── DATA

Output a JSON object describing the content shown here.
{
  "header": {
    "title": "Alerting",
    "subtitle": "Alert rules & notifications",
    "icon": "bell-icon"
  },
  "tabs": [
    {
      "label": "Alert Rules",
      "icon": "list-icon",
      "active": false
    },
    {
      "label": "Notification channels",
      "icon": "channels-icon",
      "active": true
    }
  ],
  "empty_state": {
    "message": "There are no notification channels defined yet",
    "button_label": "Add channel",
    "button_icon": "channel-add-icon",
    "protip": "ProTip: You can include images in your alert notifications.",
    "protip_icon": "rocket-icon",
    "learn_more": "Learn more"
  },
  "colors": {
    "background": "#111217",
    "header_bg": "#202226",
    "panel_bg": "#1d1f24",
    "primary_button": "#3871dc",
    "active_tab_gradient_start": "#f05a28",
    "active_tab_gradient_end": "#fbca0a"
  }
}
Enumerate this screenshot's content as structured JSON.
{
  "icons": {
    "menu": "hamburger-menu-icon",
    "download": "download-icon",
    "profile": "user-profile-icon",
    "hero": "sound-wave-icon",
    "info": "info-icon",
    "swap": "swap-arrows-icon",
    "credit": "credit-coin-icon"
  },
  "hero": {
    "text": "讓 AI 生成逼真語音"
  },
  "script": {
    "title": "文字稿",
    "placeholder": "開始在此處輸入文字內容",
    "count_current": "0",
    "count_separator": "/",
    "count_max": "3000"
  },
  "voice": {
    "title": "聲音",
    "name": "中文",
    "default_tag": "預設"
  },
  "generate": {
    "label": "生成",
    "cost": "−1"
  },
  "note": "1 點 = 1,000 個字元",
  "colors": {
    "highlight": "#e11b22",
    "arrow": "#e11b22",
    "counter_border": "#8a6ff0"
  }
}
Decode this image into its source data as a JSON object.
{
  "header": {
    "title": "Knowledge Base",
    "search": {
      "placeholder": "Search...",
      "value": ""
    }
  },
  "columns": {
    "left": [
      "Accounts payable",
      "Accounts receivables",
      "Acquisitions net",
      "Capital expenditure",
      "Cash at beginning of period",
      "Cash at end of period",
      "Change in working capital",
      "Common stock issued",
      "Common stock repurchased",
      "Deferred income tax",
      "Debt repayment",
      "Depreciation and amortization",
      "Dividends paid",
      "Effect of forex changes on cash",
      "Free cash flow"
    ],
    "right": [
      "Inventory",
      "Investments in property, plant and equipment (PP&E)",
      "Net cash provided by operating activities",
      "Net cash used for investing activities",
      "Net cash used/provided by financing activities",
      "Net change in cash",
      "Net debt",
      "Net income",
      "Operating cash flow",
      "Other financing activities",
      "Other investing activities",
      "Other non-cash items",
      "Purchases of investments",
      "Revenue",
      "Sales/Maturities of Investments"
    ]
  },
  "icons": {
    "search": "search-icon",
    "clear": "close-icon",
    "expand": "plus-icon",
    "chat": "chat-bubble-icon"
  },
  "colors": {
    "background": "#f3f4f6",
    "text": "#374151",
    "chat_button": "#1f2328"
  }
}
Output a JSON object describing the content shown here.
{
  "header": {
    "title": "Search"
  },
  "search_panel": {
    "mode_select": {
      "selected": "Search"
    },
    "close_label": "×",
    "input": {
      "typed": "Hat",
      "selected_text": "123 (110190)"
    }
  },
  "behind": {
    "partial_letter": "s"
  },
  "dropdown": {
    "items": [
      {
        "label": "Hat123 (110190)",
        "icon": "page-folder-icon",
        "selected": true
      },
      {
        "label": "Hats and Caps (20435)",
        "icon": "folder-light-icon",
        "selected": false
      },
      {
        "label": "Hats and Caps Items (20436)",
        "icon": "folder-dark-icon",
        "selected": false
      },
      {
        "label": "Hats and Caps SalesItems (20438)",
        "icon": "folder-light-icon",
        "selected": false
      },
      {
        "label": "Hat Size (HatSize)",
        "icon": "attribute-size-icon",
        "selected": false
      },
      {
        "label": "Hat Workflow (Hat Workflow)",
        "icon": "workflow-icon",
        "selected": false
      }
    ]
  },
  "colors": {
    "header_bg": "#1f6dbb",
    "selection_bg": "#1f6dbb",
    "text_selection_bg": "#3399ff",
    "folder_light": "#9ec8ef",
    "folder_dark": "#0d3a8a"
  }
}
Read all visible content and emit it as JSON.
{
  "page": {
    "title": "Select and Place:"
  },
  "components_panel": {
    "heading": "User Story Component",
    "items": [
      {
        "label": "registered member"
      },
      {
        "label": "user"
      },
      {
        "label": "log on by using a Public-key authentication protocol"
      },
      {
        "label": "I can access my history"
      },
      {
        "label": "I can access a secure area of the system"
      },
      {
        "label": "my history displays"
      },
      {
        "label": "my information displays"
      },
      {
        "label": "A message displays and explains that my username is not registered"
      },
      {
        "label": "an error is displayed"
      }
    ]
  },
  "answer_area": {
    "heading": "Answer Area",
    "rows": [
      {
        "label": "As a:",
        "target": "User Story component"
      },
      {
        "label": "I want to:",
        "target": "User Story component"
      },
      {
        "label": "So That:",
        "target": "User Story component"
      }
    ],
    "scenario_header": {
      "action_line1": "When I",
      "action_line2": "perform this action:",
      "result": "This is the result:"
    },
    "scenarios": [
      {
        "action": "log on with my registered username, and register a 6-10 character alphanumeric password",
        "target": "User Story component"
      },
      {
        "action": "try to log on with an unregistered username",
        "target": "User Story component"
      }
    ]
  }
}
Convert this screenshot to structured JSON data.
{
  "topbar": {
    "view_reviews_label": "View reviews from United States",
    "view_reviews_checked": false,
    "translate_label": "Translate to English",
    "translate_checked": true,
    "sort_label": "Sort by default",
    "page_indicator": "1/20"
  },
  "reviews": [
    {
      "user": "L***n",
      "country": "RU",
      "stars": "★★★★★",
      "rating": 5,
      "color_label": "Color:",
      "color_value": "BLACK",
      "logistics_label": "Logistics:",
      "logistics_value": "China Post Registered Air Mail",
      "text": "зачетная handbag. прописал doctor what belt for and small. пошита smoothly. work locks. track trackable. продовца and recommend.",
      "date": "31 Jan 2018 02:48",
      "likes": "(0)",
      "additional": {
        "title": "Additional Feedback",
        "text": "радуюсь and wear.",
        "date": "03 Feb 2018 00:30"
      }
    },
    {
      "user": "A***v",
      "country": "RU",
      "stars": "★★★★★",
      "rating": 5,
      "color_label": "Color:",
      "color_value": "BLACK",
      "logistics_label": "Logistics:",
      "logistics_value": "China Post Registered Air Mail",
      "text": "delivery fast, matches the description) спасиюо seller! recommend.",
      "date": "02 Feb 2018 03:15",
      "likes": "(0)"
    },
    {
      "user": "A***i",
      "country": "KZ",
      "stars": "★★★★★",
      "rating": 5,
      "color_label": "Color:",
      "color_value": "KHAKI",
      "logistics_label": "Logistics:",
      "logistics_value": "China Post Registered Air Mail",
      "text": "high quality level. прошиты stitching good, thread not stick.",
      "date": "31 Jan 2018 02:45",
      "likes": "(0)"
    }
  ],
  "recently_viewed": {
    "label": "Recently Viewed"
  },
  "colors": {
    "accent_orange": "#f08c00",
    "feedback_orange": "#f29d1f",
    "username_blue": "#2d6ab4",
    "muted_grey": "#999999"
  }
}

────

= TASK PROMPT =
Above are the records; retype them all without a single difference.

= SOLUTION TO THIS EXERCISE =
Output a JSON object describing the content shown here.
{
  "header": {
    "title": "Alerting",
    "subtitle": "Alert rules & notifications",
    "icon": "bell-icon"
  },
  "tabs": [
    {
      "label": "Alert Rules",
      "icon": "list-icon",
      "active": false
    },
    {
      "label": "Notification channels",
      "icon": "channels-icon",
      "active": true
    }
  ],
  "empty_state": {
    "message": "There are no notification channels defined yet",
    "button_label": "Add channel",
    "button_icon": "channel-add-icon",
    "protip": "ProTip: You can include images in your alert notifications.",
    "protip_icon": "rocket-icon",
    "learn_more": "Learn more"
  },
  "colors": {
    "background": "#111217",
    "header_bg": "#202226",
    "panel_bg": "#1d1f24",
    "primary_button": "#3871dc",
    "active_tab_gradient_start": "#f05a28",
    "active_tab_gradient_end": "#fbca0a"
  }
}
Enumerate this screenshot's content as structured JSON.
{
  "icons": {
    "menu": "hamburger-menu-icon",
    "download": "download-icon",
    "profile": "user-profile-icon",
    "hero": "sound-wave-icon",
    "info": "info-icon",
    "swap": "swap-arrows-icon",
    "credit": "credit-coin-icon"
  },
  "hero": {
    "text": "讓 AI 生成逼真語音"
  },
  "script": {
    "title": "文字稿",
    "placeholder": "開始在此處輸入文字內容",
    "count_current": "0",
    "count_separator": "/",
    "count_max": "3000"
  },
  "voice": {
    "title": "聲音",
    "name": "中文",
    "default_tag": "預設"
  },
  "generate": {
    "label": "生成",
    "cost": "−1"
  },
  "note": "1 點 = 1,000 個字元",
  "colors": {
    "highlight": "#e11b22",
    "arrow": "#e11b22",
    "counter_border": "#8a6ff0"
  }
}
Decode this image into its source data as a JSON object.
{
  "header": {
    "title": "Knowledge Base",
    "search": {
      "placeholder": "Search...",
      "value": ""
    }
  },
  "columns": {
    "left": [
      "Accounts payable",
      "Accounts receivables",
      "Acquisitions net",
      "Capital expenditure",
      "Cash at beginning of period",
      "Cash at end of period",
      "Change in working capital",
      "Common stock issued",
      "Common stock repurchased",
      "Deferred income tax",
      "Debt repayment",
      "Depreciation and amortization",
      "Dividends paid",
      "Effect of forex changes on cash",
      "Free cash flow"
    ],
    "right": [
      "Inventory",
      "Investments in property, plant and equipment (PP&E)",
      "Net cash provided by operating activities",
      "Net cash used for investing activities",
      "Net cash used/provided by financing activities",
      "Net change in cash",
      "Net debt",
      "Net income",
      "Operating cash flow",
      "Other financing activities",
      "Other investing activities",
      "Other non-cash items",
      "Purchases of investments",
      "Revenue",
      "Sales/Maturities of Investments"
    ]
  },
  "icons": {
    "search": "search-icon",
    "clear": "close-icon",
    "expand": "plus-icon",
    "chat": "chat-bubble-icon"
  },
  "colors": {
    "background": "#f3f4f6",
    "text": "#374151",
    "chat_button": "#1f2328"
  }
}
Output a JSON object describing the content shown here.
{
  "header": {
    "title": "Search"
  },
  "search_panel": {
    "mode_select": {
      "selected": "Search"
    },
    "close_label": "×",
    "input": {
      "typed": "Hat",
      "selected_text": "123 (110190)"
    }
  },
  "behind": {
    "partial_letter": "s"
  },
  "dropdown": {
    "items": [
      {
        "label": "Hat123 (110190)",
        "icon": "page-folder-icon",
        "selected": true
      },
      {
        "label": "Hats and Caps (20435)",
        "icon": "folder-light-icon",
        "selected": false
      },
      {
        "label": "Hats and Caps Items (20436)",
        "icon": "folder-dark-icon",
        "selected": false
      },
      {
        "label": "Hats and Caps SalesItems (20438)",
        "icon": "folder-light-icon",
        "selected": false
      },
      {
        "label": "Hat Size (HatSize)",
        "icon": "attribute-size-icon",
        "selected": false
      },
      {
        "label": "Hat Workflow (Hat Workflow)",
        "icon": "workflow-icon",
        "selected": false
      }
    ]
  },
  "colors": {
    "header_bg": "#1f6dbb",
    "selection_bg": "#1f6dbb",
    "text_selection_bg": "#3399ff",
    "folder_light": "#9ec8ef",
    "folder_dark": "#0d3a8a"
  }
}
Read all visible content and emit it as JSON.
{
  "page": {
    "title": "Select and Place:"
  },
  "components_panel": {
    "heading": "User Story Component",
    "items": [
      {
        "label": "registered member"
      },
      {
        "label": "user"
      },
      {
        "label": "log on by using a Public-key authentication protocol"
      },
      {
        "label": "I can access my history"
      },
      {
        "label": "I can access a secure area of the system"
      },
      {
        "label": "my history displays"
      },
      {
        "label": "my information displays"
      },
      {
        "label": "A message displays and explains that my username is not registered"
      },
      {
        "label": "an error is displayed"
      }
    ]
  },
  "answer_area": {
    "heading": "Answer Area",
    "rows": [
      {
        "label": "As a:",
        "target": "User Story component"
      },
      {
        "label": "I want to:",
        "target": "User Story component"
      },
      {
        "label": "So That:",
        "target": "User Story component"
      }
    ],
    "scenario_header": {
      "action_line1": "When I",
      "action_line2": "perform this action:",
      "result": "This is the result:"
    },
    "scenarios": [
      {
        "action": "log on with my registered username, and register a 6-10 character alphanumeric password",
        "target": "User Story component"
      },
      {
        "action": "try to log on with an unregistered username",
        "target": "User Story component"
      }
    ]
  }
}
Convert this screenshot to structured JSON data.
{
  "topbar": {
    "view_reviews_label": "View reviews from United States",
    "view_reviews_checked": false,
    "translate_label": "Translate to English",
    "translate_checked": true,
    "sort_label": "Sort by default",
    "page_indicator": "1/20"
  },
  "reviews": [
    {
      "user": "L***n",
      "country": "RU",
      "stars": "★★★★★",
      "rating": 5,
      "color_label": "Color:",
      "color_value": "BLACK",
      "logistics_label": "Logistics:",
      "logistics_value": "China Post Registered Air Mail",
      "text": "зачетная handbag. прописал doctor what belt for and small. пошита smoothly. work locks. track trackable. продовца and recommend.",
      "date": "31 Jan 2018 02:48",
      "likes": "(0)",
      "additional": {
        "title": "Additional Feedback",
        "text": "радуюсь and wear.",
        "date": "03 Feb 2018 00:30"
      }
    },
    {
      "user": "A***v",
      "country": "RU",
      "stars": "★★★★★",
      "rating": 5,
      "color_label": "Color:",
      "color_value": "BLACK",
      "logistics_label": "Logistics:",
      "logistics_value": "China Post Registered Air Mail",
      "text": "delivery fast, matches the description) спасиюо seller! recommend.",
      "date": "02 Feb 2018 03:15",
      "likes": "(0)"
    },
    {
      "user": "A***i",
      "country": "KZ",
      "stars": "★★★★★",
      "rating": 5,
      "color_label": "Color:",
      "color_value": "KHAKI",
      "logistics_label": "Logistics:",
      "logistics_value": "China Post Registered Air Mail",
      "text": "high quality level. прошиты stitching good, thread not stick.",
      "date": "31 Jan 2018 02:45",
      "likes": "(0)"
    }
  ],
  "recently_viewed": {
    "label": "Recently Viewed"
  },
  "colors": {
    "accent_orange": "#f08c00",
    "feedback_orange": "#f29d1f",
    "username_blue": "#2d6ab4",
    "muted_grey": "#999999"
  }
}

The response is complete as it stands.